> [What you should do]: Identify each line holding the string "that" and copy it.

-----

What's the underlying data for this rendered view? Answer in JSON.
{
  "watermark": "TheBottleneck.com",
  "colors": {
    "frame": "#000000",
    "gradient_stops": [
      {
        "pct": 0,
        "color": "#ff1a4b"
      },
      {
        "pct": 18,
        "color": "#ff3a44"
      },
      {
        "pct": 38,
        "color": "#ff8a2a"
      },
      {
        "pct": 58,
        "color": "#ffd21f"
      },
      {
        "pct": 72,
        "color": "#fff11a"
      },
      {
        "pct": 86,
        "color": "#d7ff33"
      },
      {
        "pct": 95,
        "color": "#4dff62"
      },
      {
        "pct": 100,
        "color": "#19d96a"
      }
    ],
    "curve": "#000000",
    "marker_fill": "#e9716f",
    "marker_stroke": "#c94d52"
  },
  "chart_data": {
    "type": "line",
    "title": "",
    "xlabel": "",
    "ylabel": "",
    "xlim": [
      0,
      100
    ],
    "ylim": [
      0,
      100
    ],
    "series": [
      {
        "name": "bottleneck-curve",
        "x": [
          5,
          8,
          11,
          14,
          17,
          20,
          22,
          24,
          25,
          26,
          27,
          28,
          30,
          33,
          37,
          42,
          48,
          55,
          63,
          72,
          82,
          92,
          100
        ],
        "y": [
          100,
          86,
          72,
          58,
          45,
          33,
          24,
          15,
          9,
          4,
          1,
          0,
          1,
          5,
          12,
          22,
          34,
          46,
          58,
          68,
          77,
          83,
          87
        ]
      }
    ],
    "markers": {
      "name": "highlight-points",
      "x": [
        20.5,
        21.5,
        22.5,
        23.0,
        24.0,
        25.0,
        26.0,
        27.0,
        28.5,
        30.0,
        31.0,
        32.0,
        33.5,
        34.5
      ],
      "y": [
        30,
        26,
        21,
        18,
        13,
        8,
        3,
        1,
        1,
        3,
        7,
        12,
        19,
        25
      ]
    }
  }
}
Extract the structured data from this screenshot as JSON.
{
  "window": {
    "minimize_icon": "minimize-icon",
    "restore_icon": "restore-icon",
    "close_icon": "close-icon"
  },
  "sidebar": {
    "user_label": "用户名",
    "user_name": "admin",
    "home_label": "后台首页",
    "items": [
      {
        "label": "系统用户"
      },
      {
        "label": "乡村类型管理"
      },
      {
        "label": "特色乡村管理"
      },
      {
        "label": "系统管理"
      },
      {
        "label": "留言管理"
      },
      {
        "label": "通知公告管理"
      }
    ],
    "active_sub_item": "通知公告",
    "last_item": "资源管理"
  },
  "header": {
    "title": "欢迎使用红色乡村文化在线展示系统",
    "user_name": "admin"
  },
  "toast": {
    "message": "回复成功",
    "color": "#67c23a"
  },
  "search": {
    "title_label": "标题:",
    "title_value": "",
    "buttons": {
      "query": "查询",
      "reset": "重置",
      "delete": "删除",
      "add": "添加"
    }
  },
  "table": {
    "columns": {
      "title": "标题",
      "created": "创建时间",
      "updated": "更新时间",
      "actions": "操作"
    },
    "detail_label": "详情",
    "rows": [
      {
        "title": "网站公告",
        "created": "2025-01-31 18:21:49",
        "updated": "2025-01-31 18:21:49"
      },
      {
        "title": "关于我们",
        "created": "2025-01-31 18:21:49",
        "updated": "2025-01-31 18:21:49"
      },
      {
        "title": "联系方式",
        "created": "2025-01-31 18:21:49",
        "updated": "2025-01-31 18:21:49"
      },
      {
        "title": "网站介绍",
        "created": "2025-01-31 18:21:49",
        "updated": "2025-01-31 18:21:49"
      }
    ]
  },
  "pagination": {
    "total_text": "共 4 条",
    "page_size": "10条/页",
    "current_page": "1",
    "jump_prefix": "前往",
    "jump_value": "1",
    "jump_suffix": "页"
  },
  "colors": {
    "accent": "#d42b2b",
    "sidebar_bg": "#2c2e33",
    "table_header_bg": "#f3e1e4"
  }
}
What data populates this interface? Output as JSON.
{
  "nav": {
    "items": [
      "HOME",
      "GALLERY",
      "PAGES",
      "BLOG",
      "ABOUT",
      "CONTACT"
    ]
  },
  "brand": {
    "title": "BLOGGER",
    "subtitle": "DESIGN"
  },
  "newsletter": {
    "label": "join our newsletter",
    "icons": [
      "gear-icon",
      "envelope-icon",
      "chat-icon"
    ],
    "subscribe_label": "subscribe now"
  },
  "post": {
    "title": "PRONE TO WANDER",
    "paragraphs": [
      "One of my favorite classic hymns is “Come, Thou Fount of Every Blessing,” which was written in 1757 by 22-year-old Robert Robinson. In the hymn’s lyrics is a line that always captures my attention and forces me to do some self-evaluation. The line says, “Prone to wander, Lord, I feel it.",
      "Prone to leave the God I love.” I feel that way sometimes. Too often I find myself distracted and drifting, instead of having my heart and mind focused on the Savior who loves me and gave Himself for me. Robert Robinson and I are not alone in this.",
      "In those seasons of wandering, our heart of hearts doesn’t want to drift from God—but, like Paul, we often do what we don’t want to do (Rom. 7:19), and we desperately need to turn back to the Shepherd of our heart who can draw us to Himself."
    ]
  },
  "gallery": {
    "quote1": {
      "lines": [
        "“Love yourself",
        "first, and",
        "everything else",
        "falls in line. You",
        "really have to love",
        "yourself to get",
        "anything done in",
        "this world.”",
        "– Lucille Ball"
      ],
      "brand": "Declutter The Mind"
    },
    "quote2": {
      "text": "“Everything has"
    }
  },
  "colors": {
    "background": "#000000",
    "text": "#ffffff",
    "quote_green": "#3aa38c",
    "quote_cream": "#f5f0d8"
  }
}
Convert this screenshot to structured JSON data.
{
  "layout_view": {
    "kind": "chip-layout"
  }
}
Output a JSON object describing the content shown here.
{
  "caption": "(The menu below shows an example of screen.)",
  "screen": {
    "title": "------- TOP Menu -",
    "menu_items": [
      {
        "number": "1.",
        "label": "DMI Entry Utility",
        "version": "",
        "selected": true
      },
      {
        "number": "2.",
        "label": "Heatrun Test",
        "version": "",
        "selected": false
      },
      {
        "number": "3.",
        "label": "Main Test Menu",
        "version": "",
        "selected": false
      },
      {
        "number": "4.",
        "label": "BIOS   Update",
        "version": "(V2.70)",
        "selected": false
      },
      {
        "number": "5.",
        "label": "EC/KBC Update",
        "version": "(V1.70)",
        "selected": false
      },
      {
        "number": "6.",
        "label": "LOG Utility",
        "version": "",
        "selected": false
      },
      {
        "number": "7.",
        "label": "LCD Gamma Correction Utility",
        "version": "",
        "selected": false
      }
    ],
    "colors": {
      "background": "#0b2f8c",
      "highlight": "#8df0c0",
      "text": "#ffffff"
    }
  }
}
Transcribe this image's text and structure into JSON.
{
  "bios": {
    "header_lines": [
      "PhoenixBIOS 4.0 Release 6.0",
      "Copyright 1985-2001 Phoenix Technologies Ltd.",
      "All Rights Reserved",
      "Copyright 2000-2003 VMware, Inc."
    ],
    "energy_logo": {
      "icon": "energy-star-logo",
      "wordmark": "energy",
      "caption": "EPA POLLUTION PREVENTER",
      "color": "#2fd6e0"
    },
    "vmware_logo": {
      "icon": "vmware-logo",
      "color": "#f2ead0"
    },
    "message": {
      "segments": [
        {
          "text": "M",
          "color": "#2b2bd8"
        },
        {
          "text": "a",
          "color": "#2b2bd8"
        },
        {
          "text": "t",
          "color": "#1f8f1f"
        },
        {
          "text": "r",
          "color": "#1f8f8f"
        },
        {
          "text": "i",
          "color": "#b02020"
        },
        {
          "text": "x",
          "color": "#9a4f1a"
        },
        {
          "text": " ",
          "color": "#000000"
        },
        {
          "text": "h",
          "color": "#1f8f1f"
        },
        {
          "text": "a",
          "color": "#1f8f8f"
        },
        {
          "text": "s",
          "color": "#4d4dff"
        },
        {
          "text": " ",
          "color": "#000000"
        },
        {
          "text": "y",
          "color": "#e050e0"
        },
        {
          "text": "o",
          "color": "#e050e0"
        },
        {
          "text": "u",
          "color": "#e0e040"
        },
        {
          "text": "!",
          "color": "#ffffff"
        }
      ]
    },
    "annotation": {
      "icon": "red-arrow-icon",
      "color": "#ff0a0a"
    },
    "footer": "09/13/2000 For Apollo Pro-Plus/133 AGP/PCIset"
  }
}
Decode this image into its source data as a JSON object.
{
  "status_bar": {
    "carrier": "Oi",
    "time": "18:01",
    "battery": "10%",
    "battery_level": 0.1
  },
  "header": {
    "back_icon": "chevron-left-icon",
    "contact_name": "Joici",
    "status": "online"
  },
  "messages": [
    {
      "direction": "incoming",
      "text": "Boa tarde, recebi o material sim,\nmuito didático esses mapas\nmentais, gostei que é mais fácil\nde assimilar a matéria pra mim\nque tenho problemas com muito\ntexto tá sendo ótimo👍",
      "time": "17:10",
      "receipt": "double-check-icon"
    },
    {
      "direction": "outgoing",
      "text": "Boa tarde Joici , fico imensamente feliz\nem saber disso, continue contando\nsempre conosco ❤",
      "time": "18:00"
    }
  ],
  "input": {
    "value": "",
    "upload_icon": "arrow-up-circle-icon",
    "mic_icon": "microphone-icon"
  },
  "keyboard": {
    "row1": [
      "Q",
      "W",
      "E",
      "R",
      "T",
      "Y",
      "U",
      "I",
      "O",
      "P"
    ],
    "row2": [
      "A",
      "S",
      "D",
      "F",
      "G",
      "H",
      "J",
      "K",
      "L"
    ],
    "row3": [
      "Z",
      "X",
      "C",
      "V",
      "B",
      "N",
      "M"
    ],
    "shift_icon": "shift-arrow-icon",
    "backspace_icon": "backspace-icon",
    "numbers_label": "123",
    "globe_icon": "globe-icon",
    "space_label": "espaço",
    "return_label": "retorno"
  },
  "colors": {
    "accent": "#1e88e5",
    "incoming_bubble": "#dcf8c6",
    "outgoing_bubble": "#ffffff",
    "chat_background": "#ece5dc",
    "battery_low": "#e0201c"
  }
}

-----

> [The completed task]:
      "One of my favorite classic hymns is “Come, Thou Fount of Every Blessing,” which was written in 1757 by 22-year-old Robert Robinson. In the hymn’s lyrics is a line that always captures my attention and forces me to do some self-evaluation. The line says, “Prone to wander, Lord, I feel it.",
      "Prone to leave the God I love.” I feel that way sometimes. Too often I find myself distracted and drifting, instead of having my heart and mind focused on the Savior who loves me and gave Himself for me. Robert Robinson and I are not alone in this.",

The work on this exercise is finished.